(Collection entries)
+ + +

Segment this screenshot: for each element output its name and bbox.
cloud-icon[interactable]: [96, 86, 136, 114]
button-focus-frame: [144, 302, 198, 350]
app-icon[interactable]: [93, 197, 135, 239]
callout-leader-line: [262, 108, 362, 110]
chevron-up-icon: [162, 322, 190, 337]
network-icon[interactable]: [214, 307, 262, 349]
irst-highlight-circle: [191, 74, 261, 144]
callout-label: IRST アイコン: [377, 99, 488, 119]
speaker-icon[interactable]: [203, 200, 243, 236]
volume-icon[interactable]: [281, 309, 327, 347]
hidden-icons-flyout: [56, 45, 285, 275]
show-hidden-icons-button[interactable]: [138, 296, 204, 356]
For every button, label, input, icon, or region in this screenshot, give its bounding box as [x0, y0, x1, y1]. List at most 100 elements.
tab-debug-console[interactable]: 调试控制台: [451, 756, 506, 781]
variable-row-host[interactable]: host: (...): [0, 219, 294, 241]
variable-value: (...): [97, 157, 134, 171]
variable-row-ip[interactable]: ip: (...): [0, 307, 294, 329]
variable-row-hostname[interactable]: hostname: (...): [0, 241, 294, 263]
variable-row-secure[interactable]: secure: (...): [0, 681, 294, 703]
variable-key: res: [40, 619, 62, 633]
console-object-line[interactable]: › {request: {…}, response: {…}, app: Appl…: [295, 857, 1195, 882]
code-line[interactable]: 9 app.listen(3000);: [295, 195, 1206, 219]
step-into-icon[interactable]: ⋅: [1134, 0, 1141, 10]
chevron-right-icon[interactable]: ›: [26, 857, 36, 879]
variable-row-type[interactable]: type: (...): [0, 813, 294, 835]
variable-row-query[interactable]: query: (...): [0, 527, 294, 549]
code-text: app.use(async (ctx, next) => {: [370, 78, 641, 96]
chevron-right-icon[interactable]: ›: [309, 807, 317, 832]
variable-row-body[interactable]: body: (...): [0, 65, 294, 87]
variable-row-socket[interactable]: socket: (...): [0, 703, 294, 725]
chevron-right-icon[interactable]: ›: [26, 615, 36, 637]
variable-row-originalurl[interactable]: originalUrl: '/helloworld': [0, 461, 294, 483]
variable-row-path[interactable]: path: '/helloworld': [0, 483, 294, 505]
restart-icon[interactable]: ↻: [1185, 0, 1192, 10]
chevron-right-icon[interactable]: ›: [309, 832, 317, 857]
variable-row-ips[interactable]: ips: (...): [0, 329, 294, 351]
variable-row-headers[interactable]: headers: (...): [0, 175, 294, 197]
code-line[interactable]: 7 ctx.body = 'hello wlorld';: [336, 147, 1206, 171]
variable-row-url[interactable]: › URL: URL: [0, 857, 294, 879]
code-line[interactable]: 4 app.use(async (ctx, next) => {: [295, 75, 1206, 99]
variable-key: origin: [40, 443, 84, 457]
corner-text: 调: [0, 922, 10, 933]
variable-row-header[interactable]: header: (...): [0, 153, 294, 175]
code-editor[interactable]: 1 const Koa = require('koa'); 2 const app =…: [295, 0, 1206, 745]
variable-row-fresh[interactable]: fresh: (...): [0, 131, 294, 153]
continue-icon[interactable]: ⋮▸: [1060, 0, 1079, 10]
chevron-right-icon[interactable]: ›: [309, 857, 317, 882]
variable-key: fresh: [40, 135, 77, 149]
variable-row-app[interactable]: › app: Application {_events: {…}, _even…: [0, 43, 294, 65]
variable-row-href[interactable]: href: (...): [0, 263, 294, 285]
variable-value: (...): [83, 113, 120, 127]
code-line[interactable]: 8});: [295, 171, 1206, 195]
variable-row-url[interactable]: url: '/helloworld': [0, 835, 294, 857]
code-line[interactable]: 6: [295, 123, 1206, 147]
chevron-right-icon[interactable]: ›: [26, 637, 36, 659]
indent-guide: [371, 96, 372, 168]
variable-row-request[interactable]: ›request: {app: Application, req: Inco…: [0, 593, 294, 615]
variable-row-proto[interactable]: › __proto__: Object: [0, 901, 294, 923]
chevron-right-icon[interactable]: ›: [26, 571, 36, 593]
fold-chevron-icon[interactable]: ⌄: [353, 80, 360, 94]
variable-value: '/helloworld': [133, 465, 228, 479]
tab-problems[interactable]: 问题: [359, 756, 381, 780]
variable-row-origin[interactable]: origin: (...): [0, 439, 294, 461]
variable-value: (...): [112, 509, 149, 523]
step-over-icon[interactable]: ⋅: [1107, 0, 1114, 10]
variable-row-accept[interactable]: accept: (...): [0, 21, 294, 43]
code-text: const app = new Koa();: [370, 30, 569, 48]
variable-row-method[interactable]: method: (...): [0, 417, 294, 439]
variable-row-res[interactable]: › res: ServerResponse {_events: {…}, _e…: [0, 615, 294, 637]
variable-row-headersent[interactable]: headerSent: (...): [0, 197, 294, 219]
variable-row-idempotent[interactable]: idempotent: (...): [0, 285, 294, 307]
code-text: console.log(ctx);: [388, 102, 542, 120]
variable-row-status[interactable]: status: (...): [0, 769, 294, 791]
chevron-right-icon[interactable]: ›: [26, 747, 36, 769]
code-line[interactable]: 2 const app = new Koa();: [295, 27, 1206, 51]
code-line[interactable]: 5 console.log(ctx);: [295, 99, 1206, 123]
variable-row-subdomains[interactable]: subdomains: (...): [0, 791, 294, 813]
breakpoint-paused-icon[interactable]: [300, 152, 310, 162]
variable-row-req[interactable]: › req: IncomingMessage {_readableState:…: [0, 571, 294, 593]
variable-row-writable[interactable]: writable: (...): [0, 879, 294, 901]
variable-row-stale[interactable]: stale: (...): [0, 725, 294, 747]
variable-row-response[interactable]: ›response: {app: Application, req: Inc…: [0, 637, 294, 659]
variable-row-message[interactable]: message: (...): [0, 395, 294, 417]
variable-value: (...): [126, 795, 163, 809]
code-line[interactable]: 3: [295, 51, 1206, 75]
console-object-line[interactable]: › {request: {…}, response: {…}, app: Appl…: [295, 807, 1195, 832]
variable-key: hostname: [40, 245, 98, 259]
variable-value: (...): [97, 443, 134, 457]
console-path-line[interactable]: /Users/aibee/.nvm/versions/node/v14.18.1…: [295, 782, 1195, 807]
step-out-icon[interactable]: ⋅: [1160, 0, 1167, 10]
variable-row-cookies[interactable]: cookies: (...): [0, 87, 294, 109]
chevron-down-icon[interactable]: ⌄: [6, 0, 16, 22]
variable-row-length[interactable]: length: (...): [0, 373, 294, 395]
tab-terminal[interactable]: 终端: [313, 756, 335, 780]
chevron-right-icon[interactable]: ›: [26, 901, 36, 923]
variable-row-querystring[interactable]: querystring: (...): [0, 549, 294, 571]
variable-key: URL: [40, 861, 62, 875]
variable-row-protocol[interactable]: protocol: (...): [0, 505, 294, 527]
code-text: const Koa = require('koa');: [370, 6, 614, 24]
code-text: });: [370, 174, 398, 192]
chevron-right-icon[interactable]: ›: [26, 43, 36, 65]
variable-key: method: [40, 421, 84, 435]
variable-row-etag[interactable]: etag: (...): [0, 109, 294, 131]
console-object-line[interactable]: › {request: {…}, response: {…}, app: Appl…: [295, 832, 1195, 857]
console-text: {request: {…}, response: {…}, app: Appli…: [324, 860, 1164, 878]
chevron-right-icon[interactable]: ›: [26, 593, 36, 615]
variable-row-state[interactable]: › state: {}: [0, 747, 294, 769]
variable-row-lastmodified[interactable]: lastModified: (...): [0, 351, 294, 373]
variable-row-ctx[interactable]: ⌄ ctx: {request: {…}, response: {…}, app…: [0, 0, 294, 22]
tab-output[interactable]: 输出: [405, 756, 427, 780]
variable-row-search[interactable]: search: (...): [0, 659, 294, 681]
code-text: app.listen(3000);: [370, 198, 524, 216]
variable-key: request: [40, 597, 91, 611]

+ + +

### Exercise directions
Copy the listing word for word, starting at its very first line and ending at the line that contains "tab-debug-console[interactable]: 调试控制台: [451, 756, 506, 781]", with that line included.

### The completed task
Segment this screenshot: for each element output its name and bbox.
cloud-icon[interactable]: [96, 86, 136, 114]
button-focus-frame: [144, 302, 198, 350]
app-icon[interactable]: [93, 197, 135, 239]
callout-leader-line: [262, 108, 362, 110]
chevron-up-icon: [162, 322, 190, 337]
network-icon[interactable]: [214, 307, 262, 349]
irst-highlight-circle: [191, 74, 261, 144]
callout-label: IRST アイコン: [377, 99, 488, 119]
speaker-icon[interactable]: [203, 200, 243, 236]
volume-icon[interactable]: [281, 309, 327, 347]
hidden-icons-flyout: [56, 45, 285, 275]
show-hidden-icons-button[interactable]: [138, 296, 204, 356]
For every button, label, input, icon, or region in this screenshot, give its bounding box as [x0, y0, x1, y1]. List at most 100 elements.
tab-debug-console[interactable]: 调试控制台: [451, 756, 506, 781]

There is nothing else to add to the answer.